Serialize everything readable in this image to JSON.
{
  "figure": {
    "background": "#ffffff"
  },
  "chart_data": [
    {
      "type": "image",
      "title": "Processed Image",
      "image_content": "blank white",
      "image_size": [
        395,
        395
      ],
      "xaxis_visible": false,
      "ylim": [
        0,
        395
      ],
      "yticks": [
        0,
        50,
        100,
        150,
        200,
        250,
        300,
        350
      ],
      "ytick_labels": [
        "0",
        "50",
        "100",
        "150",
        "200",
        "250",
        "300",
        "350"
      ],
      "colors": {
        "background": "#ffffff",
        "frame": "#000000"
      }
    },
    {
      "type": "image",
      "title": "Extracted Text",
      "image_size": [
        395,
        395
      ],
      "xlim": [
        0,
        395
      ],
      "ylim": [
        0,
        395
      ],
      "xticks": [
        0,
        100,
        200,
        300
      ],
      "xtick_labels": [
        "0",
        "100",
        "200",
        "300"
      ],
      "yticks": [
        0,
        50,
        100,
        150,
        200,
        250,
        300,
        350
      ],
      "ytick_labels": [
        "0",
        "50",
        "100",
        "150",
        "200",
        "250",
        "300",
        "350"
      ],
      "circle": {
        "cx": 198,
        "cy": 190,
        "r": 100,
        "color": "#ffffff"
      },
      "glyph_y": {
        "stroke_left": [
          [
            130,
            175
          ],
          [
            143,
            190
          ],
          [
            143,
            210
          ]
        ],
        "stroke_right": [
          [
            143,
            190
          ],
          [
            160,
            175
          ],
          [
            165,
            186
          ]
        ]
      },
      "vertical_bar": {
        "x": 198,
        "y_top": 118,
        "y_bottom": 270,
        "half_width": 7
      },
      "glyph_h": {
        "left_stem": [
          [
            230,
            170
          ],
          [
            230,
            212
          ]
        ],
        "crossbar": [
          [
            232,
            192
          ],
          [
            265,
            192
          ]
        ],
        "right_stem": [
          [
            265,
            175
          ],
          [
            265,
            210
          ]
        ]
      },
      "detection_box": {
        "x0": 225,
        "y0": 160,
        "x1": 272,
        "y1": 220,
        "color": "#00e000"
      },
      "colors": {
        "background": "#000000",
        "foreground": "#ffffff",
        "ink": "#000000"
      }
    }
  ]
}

================================

_TASK DIRECTIONS_. Exactly as they are written, print the entries again.

_SOLUTION FOR THIS TASK_.
Serialize everything readable in this image to JSON.
{
  "figure": {
    "background": "#ffffff"
  },
  "chart_data": [
    {
      "type": "image",
      "title": "Processed Image",
      "image_content": "blank white",
      "image_size": [
        395,
        395
      ],
      "xaxis_visible": false,
      "ylim": [
        0,
        395
      ],
      "yticks": [
        0,
        50,
        100,
        150,
        200,
        250,
        300,
        350
      ],
      "ytick_labels": [
        "0",
        "50",
        "100",
        "150",
        "200",
        "250",
        "300",
        "350"
      ],
      "colors": {
        "background": "#ffffff",
        "frame": "#000000"
      }
    },
    {
      "type": "image",
      "title": "Extracted Text",
      "image_size": [
        395,
        395
      ],
      "xlim": [
        0,
        395
      ],
      "ylim": [
        0,
        395
      ],
      "xticks": [
        0,
        100,
        200,
        300
      ],
      "xtick_labels": [
        "0",
        "100",
        "200",
        "300"
      ],
      "yticks": [
        0,
        50,
        100,
        150,
        200,
        250,
        300,
        350
      ],
      "ytick_labels": [
        "0",
        "50",
        "100",
        "150",
        "200",
        "250",
        "300",
        "350"
      ],
      "circle": {
        "cx": 198,
        "cy": 190,
        "r": 100,
        "color": "#ffffff"
      },
      "glyph_y": {
        "stroke_left": [
          [
            130,
            175
          ],
          [
            143,
            190
          ],
          [
            143,
            210
          ]
        ],
        "stroke_right": [
          [
            143,
            190
          ],
          [
            160,
            175
          ],
          [
            165,
            186
          ]
        ]
      },
      "vertical_bar": {
        "x": 198,
        "y_top": 118,
        "y_bottom": 270,
        "half_width": 7
      },
      "glyph_h": {
        "left_stem": [
          [
            230,
            170
          ],
          [
            230,
            212
          ]
        ],
        "crossbar": [
          [
            232,
            192
          ],
          [
            265,
            192
          ]
        ],
        "right_stem": [
          [
            265,
            175
          ],
          [
            265,
            210
          ]
        ]
      },
      "detection_box": {
        "x0": 225,
        "y0": 160,
        "x1": 272,
        "y1": 220,
        "color": "#00e000"
      },
      "colors": {
        "background": "#000000",
        "foreground": "#ffffff",
        "ink": "#000000"
      }
    }
  ]
}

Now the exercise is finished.